## Data extract
◆ ◆ ◆
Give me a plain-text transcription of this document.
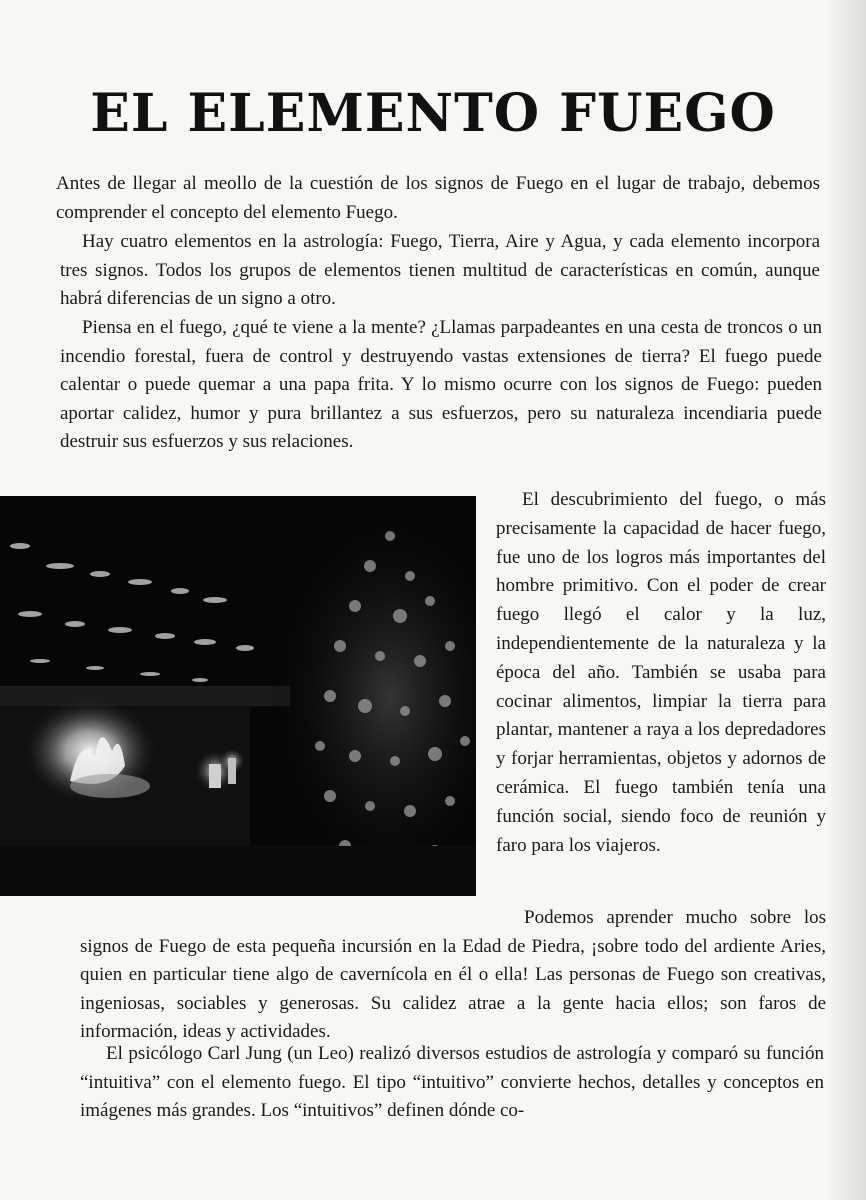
EL ELEMENTO FUEGO

Antes de llegar al meollo de la cuestión de los signos de Fuego en el lugar de trabajo, debemos comprender el concepto del elemento Fuego.

Hay cuatro elementos en la astrología: Fuego, Tierra, Aire y Agua, y cada elemento incorpora tres signos. Todos los grupos de elementos tienen multitud de características en común, aunque habrá diferencias de un signo a otro.

Piensa en el fuego, ¿qué te viene a la mente? ¿Llamas parpadeantes en una cesta de troncos o un incendio forestal, fuera de control y destruyendo vastas extensiones de tierra? El fuego puede calentar o puede quemar a una papa frita. Y lo mismo ocurre con los signos de Fuego: pueden aportar calidez, humor y pura brillantez a sus esfuerzos, pero su naturaleza incendiaria puede destruir sus esfuerzos y sus relaciones.

El descubrimiento del fuego, o más precisamente la capacidad de hacer fuego, fue uno de los logros más importantes del hombre primitivo. Con el poder de crear fuego llegó el calor y la luz, independientemente de la naturaleza y la época del año. También se usaba para cocinar alimentos, limpiar la tierra para plantar, mantener a raya a los depredadores y forjar herramientas, objetos y adornos de cerámica. El fuego también tenía una función social, siendo foco de reunión y faro para los viajeros.

Podemos aprender mucho sobre los signos de Fuego de esta pequeña incursión en la Edad de Piedra, ¡sobre todo del ardiente Aries, quien en particular tiene algo de cavernícola en él o ella! Las personas de Fuego son creativas, ingeniosas, sociables y generosas. Su calidez atrae a la gente hacia ellos; son faros de información, ideas y actividades.

El psicólogo Carl Jung (un Leo) realizó diversos estudios de astrología y comparó su función “intuitiva” con el elemento fuego. El tipo “intuitivo” convierte hechos, detalles y conceptos en imágenes más grandes. Los “intuitivos” definen dónde co-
◆ ◆ ◆
## Your goal
Apart from the pictures, the entries above are to be repeated in full and exactly.

## Task result
Give me a plain-text transcription of this document.
EL ELEMENTO FUEGO

Antes de llegar al meollo de la cuestión de los signos de Fuego en el lugar de trabajo, debemos comprender el concepto del elemento Fuego.

Hay cuatro elementos en la astrología: Fuego, Tierra, Aire y Agua, y cada elemento incorpora tres signos. Todos los grupos de elementos tienen multitud de características en común, aunque habrá diferencias de un signo a otro.

Piensa en el fuego, ¿qué te viene a la mente? ¿Llamas parpadeantes en una cesta de troncos o un incendio forestal, fuera de control y destruyendo vastas extensiones de tierra? El fuego puede calentar o puede quemar a una papa frita. Y lo mismo ocurre con los signos de Fuego: pueden aportar calidez, humor y pura brillantez a sus esfuerzos, pero su naturaleza incendiaria puede destruir sus esfuerzos y sus relaciones.

El descubrimiento del fuego, o más precisamente la capacidad de hacer fuego, fue uno de los logros más importantes del hombre primitivo. Con el poder de crear fuego llegó el calor y la luz, independientemente de la naturaleza y la época del año. También se usaba para cocinar alimentos, limpiar la tierra para plantar, mantener a raya a los depredadores y forjar herramientas, objetos y adornos de cerámica. El fuego también tenía una función social, siendo foco de reunión y faro para los viajeros.

Podemos aprender mucho sobre los signos de Fuego de esta pequeña incursión en la Edad de Piedra, ¡sobre todo del ardiente Aries, quien en particular tiene algo de cavernícola en él o ella! Las personas de Fuego son creativas, ingeniosas, sociables y generosas. Su calidez atrae a la gente hacia ellos; son faros de información, ideas y actividades.

El psicólogo Carl Jung (un Leo) realizó diversos estudios de astrología y comparó su función “intuitiva” con el elemento fuego. El tipo “intuitivo” convierte hechos, detalles y conceptos en imágenes más grandes. Los “intuitivos” definen dónde co-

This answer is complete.